(Task instructions)
Go through the material below, tally each line containing "from", and write the tally alone.

(Supplied records)
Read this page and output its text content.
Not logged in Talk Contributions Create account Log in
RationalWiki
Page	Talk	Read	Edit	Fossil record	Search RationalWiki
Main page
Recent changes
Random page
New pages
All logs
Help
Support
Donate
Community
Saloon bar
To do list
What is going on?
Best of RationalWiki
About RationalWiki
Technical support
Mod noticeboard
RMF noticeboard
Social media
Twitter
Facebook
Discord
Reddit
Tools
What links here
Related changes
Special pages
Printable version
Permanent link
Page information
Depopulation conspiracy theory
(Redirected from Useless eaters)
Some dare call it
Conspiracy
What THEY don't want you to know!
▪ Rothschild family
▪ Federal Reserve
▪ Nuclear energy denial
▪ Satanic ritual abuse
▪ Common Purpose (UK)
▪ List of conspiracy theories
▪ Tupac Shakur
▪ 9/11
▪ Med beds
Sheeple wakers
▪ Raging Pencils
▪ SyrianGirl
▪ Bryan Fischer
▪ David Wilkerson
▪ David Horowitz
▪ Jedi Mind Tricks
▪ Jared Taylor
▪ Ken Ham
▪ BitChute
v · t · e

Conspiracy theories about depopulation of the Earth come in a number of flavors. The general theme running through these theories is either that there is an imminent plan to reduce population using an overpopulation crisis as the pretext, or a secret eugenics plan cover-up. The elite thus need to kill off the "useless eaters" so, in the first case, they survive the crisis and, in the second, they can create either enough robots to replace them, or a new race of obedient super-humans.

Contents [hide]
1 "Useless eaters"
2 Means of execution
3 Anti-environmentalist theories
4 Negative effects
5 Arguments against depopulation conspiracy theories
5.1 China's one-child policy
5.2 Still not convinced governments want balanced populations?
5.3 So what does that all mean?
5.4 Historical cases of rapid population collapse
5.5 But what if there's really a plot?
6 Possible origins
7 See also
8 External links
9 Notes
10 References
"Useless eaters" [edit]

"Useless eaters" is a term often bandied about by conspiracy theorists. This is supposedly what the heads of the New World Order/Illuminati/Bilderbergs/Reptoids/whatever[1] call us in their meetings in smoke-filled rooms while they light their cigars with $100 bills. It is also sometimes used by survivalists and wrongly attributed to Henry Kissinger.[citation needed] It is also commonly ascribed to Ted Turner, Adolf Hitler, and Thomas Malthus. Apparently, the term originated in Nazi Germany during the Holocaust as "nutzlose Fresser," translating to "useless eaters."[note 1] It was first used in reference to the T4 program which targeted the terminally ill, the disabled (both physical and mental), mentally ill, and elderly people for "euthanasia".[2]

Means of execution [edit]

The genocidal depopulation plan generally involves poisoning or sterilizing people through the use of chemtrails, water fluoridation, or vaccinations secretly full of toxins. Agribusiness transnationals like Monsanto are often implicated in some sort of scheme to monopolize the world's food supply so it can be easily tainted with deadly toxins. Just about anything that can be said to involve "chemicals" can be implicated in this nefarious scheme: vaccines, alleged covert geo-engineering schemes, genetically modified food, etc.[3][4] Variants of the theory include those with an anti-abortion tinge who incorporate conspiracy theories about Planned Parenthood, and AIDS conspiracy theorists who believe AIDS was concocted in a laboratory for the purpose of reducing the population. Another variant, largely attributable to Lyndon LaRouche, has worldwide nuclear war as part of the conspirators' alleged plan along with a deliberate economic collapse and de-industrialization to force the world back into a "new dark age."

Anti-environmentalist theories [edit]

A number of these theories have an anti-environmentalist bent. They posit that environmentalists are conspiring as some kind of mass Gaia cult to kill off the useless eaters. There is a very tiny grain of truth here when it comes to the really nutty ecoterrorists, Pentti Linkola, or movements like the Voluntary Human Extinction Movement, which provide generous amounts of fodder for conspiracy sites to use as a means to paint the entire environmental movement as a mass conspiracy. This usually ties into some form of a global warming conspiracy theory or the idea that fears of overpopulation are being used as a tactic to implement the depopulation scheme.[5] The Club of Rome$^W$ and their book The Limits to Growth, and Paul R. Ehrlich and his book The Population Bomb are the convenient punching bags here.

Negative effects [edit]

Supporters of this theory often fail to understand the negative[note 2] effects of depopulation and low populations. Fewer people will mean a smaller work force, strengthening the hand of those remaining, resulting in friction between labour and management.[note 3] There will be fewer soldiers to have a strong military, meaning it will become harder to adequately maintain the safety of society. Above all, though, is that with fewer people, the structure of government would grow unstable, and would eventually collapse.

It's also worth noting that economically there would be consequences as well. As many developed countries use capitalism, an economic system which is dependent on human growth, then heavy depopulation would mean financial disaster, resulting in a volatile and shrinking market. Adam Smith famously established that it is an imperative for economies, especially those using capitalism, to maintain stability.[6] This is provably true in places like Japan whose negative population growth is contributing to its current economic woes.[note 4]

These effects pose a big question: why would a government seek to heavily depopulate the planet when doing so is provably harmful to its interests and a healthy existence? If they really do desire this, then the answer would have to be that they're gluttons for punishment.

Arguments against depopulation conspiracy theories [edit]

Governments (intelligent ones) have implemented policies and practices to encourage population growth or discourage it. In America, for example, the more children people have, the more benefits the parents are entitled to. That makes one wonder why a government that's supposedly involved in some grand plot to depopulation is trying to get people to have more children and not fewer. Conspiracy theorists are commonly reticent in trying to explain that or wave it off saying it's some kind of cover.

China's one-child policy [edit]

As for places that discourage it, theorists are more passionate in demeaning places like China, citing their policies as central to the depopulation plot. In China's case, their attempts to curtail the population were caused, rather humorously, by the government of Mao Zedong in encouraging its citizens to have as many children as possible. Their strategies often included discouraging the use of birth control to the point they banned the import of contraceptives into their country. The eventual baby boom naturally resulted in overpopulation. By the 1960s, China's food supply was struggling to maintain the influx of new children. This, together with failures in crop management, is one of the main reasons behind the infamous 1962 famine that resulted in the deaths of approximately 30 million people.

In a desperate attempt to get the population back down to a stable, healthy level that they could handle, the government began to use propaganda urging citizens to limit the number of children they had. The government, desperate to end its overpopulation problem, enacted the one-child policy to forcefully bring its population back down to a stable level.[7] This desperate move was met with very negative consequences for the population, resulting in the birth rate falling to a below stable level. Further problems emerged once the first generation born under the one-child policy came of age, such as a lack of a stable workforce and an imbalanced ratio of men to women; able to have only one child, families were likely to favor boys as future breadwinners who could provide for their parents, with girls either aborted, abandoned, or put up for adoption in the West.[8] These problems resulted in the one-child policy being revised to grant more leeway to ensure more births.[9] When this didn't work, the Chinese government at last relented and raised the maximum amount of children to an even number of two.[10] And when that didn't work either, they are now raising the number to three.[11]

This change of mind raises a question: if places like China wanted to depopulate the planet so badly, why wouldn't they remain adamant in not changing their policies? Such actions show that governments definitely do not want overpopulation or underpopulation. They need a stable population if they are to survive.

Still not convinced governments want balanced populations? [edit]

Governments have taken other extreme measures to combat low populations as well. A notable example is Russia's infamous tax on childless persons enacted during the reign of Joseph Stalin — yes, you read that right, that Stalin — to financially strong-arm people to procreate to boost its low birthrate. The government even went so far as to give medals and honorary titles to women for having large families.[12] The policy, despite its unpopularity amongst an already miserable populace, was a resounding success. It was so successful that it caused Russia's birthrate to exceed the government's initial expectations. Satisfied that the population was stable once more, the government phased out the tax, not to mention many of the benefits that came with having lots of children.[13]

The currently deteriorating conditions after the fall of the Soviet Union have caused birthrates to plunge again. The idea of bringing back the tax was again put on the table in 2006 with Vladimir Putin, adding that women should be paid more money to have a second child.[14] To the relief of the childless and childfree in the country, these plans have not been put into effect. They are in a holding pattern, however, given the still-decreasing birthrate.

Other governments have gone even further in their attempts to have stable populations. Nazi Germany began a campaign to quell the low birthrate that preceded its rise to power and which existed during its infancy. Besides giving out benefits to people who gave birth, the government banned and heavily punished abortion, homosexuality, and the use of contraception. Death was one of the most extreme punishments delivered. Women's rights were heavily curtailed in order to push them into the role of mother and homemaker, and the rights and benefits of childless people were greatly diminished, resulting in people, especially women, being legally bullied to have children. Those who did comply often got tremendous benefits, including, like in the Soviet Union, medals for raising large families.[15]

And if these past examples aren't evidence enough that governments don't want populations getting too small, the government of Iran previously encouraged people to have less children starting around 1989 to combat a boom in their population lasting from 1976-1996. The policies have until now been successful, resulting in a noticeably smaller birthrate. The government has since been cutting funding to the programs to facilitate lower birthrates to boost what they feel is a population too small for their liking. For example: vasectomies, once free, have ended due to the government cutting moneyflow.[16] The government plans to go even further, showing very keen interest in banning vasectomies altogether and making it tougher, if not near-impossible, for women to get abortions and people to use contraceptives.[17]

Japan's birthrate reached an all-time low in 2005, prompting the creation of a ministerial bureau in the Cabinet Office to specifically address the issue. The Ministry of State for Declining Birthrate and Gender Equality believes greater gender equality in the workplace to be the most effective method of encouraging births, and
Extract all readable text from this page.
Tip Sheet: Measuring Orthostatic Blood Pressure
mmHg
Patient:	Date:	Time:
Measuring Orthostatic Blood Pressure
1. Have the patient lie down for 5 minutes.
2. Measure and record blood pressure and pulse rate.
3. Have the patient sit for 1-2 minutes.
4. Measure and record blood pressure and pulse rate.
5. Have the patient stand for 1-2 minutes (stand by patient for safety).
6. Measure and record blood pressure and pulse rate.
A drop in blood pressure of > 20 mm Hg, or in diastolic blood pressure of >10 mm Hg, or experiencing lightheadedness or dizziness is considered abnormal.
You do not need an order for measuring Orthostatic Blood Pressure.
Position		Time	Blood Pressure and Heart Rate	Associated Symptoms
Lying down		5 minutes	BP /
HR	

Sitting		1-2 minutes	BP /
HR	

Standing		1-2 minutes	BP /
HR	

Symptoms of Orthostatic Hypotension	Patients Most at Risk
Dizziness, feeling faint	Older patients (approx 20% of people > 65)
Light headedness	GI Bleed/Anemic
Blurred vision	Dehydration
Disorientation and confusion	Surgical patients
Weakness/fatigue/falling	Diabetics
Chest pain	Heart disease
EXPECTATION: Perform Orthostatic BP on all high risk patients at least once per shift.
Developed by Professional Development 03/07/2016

(Reply to the exercise)
3